Exercise instructions ->
Extract the records below word for word and ignore the images.

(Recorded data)
--------------------------------------------------

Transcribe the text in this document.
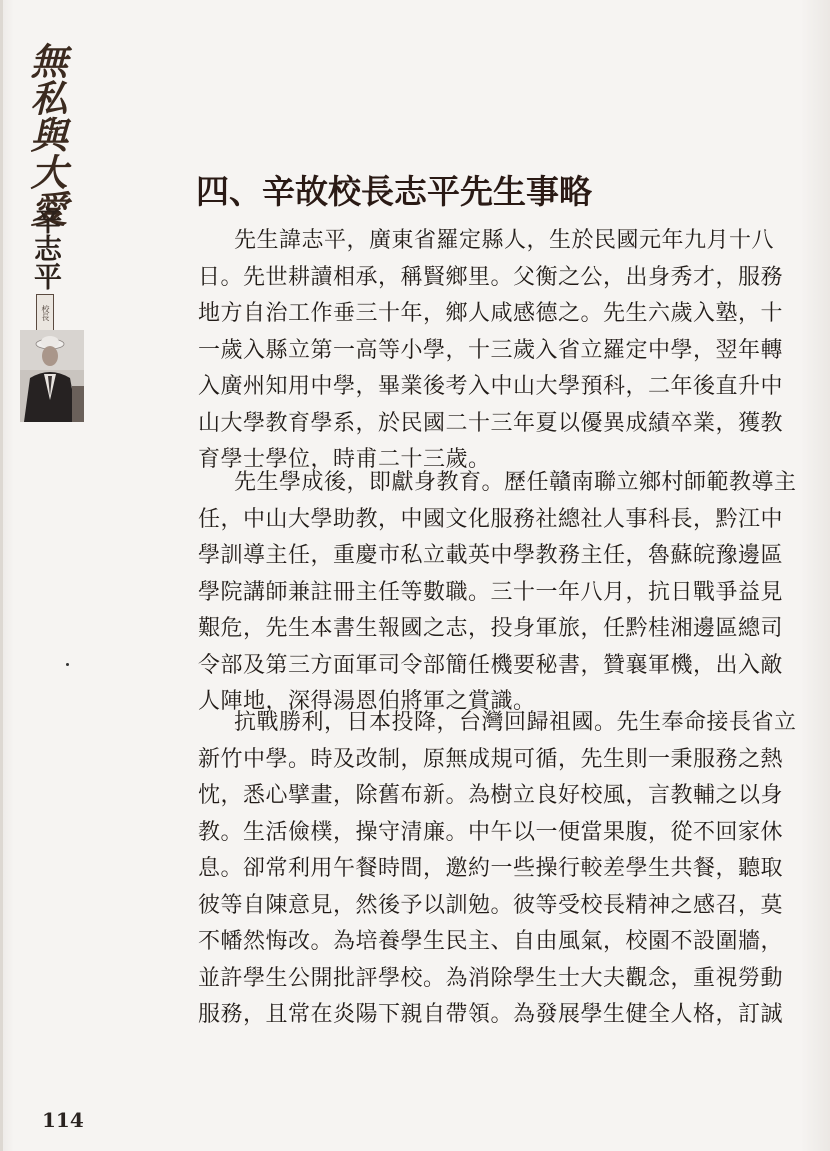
無私與大愛
辛志平
校長
四、辛故校長志平先生事略
先生諱志平，廣東省羅定縣人，生於民國元年九月十八
日。先世耕讀相承，稱賢鄉里。父衡之公，出身秀才，服務
地方自治工作垂三十年，鄉人咸感德之。先生六歲入塾，十
一歲入縣立第一高等小學，十三歲入省立羅定中學，翌年轉
入廣州知用中學，畢業後考入中山大學預科，二年後直升中
山大學教育學系，於民國二十三年夏以優異成績卒業，獲教
育學士學位，時甫二十三歲。
先生學成後，即獻身教育。歷任贛南聯立鄉村師範教導主
任，中山大學助教，中國文化服務社總社人事科長，黔江中
學訓導主任，重慶市私立載英中學教務主任，魯蘇皖豫邊區
學院講師兼註冊主任等數職。三十一年八月，抗日戰爭益見
艱危，先生本書生報國之志，投身軍旅，任黔桂湘邊區總司
令部及第三方面軍司令部簡任機要秘書，贊襄軍機，出入敵
人陣地，深得湯恩伯將軍之賞識。
抗戰勝利，日本投降，台灣回歸祖國。先生奉命接長省立
新竹中學。時及改制，原無成規可循，先生則一秉服務之熱
忱，悉心擘畫，除舊布新。為樹立良好校風，言教輔之以身
教。生活儉樸，操守清廉。中午以一便當果腹，從不回家休
息。卻常利用午餐時間，邀約一些操行較差學生共餐，聽取
彼等自陳意見，然後予以訓勉。彼等受校長精神之感召，莫
不幡然悔改。為培養學生民主、自由風氣，校園不設圍牆，
並許學生公開批評學校。為消除學生士大夫觀念，重視勞動
服務，且常在炎陽下親自帶領。為發展學生健全人格，訂誠
114
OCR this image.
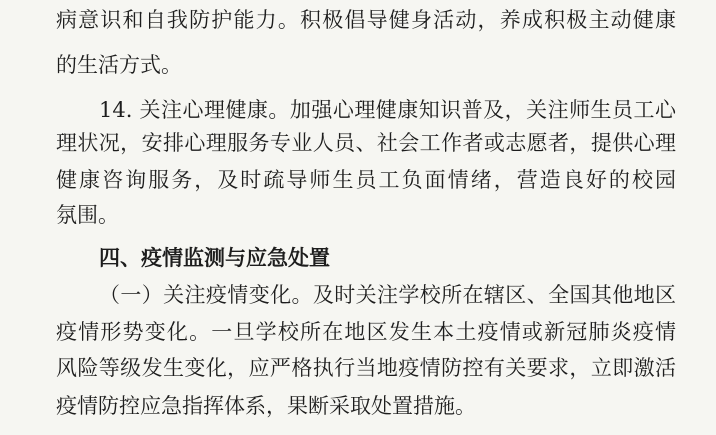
病意识和自我防护能力。积极倡导健身活动，养成积极主动健康
的生活方式。
14. 关注心理健康。加强心理健康知识普及，关注师生员工心
理状况，安排心理服务专业人员、社会工作者或志愿者，提供心理
健康咨询服务，及时疏导师生员工负面情绪，营造良好的校园
氛围。
四、疫情监测与应急处置
（一）关注疫情变化。及时关注学校所在辖区、全国其他地区
疫情形势变化。一旦学校所在地区发生本土疫情或新冠肺炎疫情
风险等级发生变化，应严格执行当地疫情防控有关要求，立即激活
疫情防控应急指挥体系，果断采取处置措施。
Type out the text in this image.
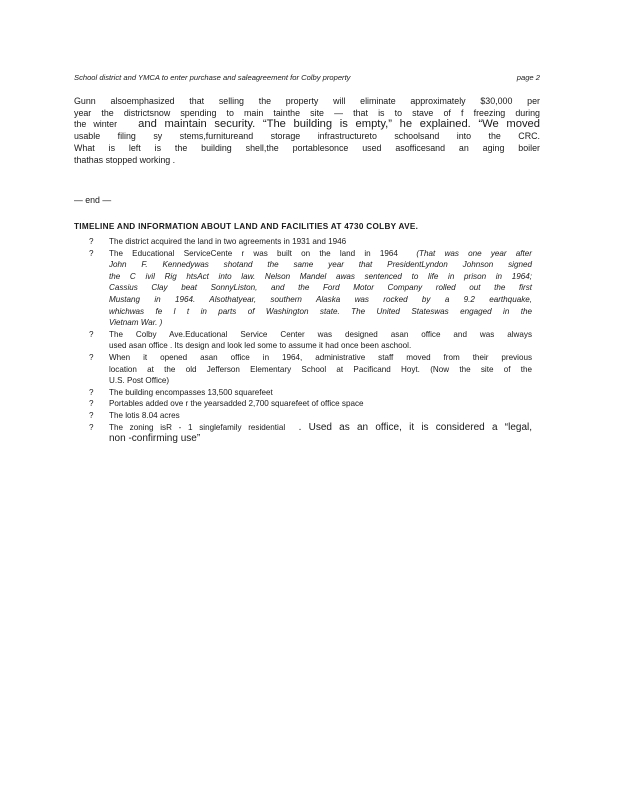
School district and YMCA to enter purchase and saleagreement for Colby property	page 2

Gunn alsoemphasized that selling the property will eliminate approximately $30,000 per

year the districtsnow spending to main tainthe site — that is to stave of f freezing during

the winter and maintain security. “The building is empty,” he explained. “We moved

usable filing sy stems,furnitureand storage infrastructureto schoolsand into the CRC.

What is left is the building shell,the portablesonce used asofficesand an aging boiler

thathas stopped working .

— end —
TIMELINE AND INFORMATION ABOUT LAND AND FACILITIES AT 4730 COLBY AVE.
?	The district acquired the land in two agreements in 1931 and 1946
?	The Educational ServiceCente r was built on the land in 1964 (That was one year after
John F. Kennedywas shotand the same year that PresidentLyndon Johnson signed
the C ivil Rig htsAct into law. Nelson Mandel awas sentenced to life in prison in 1964;
Cassius Clay beat SonnyListon, and the Ford Motor Company rolled out the first
Mustang in 1964. Alsothatyear, southern Alaska was rocked by a 9.2 earthquake,
whichwas fe l t in parts of Washington state. The United Stateswas engaged in the
Vietnam War. )
?	The Colby Ave.Educational Service Center was designed asan office and was always
used asan office . Its design and look led some to assume it had once been aschool.
?	When it opened asan office in 1964, administrative staff moved from their previous
location at the old Jefferson Elementary School at Pacificand Hoyt. (Now the site of the
U.S. Post Office)
?	The building encompasses 13,500 squarefeet
?	Portables added ove r the yearsadded 2,700 squarefeet of office space
?	The lotis 8.04 acres
?	The zoning isR - 1 singlefamily residential . Used as an office, it is considered a “legal,
non -confirming use”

--------------------------------------------------

Written answer ->
Transcribe the text in this document.
無私與大愛
辛志平
校長
四、辛故校長志平先生事略
先生諱志平，廣東省羅定縣人，生於民國元年九月十八
日。先世耕讀相承，稱賢鄉里。父衡之公，出身秀才，服務
地方自治工作垂三十年，鄉人咸感德之。先生六歲入塾，十
一歲入縣立第一高等小學，十三歲入省立羅定中學，翌年轉
入廣州知用中學，畢業後考入中山大學預科，二年後直升中
山大學教育學系，於民國二十三年夏以優異成績卒業，獲教
育學士學位，時甫二十三歲。
先生學成後，即獻身教育。歷任贛南聯立鄉村師範教導主
任，中山大學助教，中國文化服務社總社人事科長，黔江中
學訓導主任，重慶市私立載英中學教務主任，魯蘇皖豫邊區
學院講師兼註冊主任等數職。三十一年八月，抗日戰爭益見
艱危，先生本書生報國之志，投身軍旅，任黔桂湘邊區總司
令部及第三方面軍司令部簡任機要秘書，贊襄軍機，出入敵
人陣地，深得湯恩伯將軍之賞識。
抗戰勝利，日本投降，台灣回歸祖國。先生奉命接長省立
新竹中學。時及改制，原無成規可循，先生則一秉服務之熱
忱，悉心擘畫，除舊布新。為樹立良好校風，言教輔之以身
教。生活儉樸，操守清廉。中午以一便當果腹，從不回家休
息。卻常利用午餐時間，邀約一些操行較差學生共餐，聽取
彼等自陳意見，然後予以訓勉。彼等受校長精神之感召，莫
不幡然悔改。為培養學生民主、自由風氣，校園不設圍牆，
並許學生公開批評學校。為消除學生士大夫觀念，重視勞動
服務，且常在炎陽下親自帶領。為發展學生健全人格，訂誠
114
OCR this image.
病意识和自我防护能力。积极倡导健身活动，养成积极主动健康
的生活方式。
14. 关注心理健康。加强心理健康知识普及，关注师生员工心
理状况，安排心理服务专业人员、社会工作者或志愿者，提供心理
健康咨询服务，及时疏导师生员工负面情绪，营造良好的校园
氛围。
四、疫情监测与应急处置
（一）关注疫情变化。及时关注学校所在辖区、全国其他地区
疫情形势变化。一旦学校所在地区发生本土疫情或新冠肺炎疫情
风险等级发生变化，应严格执行当地疫情防控有关要求，立即激活
疫情防控应急指挥体系，果断采取处置措施。
Type out the text in this image.
School district and YMCA to enter purchase and saleagreement for Colby property	page 2

Gunn alsoemphasized that selling the property will eliminate approximately $30,000 per

year the districtsnow spending to main tainthe site — that is to stave of f freezing during

the winter and maintain security. “The building is empty,” he explained. “We moved

usable filing sy stems,furnitureand storage infrastructureto schoolsand into the CRC.

What is left is the building shell,the portablesonce used asofficesand an aging boiler

thathas stopped working .

— end —
TIMELINE AND INFORMATION ABOUT LAND AND FACILITIES AT 4730 COLBY AVE.
?	The district acquired the land in two agreements in 1931 and 1946
?	The Educational ServiceCente r was built on the land in 1964 (That was one year after
John F. Kennedywas shotand the same year that PresidentLyndon Johnson signed
the C ivil Rig htsAct into law. Nelson Mandel awas sentenced to life in prison in 1964;
Cassius Clay beat SonnyListon, and the Ford Motor Company rolled out the first
Mustang in 1964. Alsothatyear, southern Alaska was rocked by a 9.2 earthquake,
whichwas fe l t in parts of Washington state. The United Stateswas engaged in the
Vietnam War. )
?	The Colby Ave.Educational Service Center was designed asan office and was always
used asan office . Its design and look led some to assume it had once been aschool.
?	When it opened asan office in 1964, administrative staff moved from their previous
location at the old Jefferson Elementary School at Pacificand Hoyt. (Now the site of the
U.S. Post Office)
?	The building encompasses 13,500 squarefeet
?	Portables added ove r the yearsadded 2,700 squarefeet of office space
?	The lotis 8.04 acres
?	The zoning isR - 1 singlefamily residential . Used as an office, it is considered a “legal,
non -confirming use”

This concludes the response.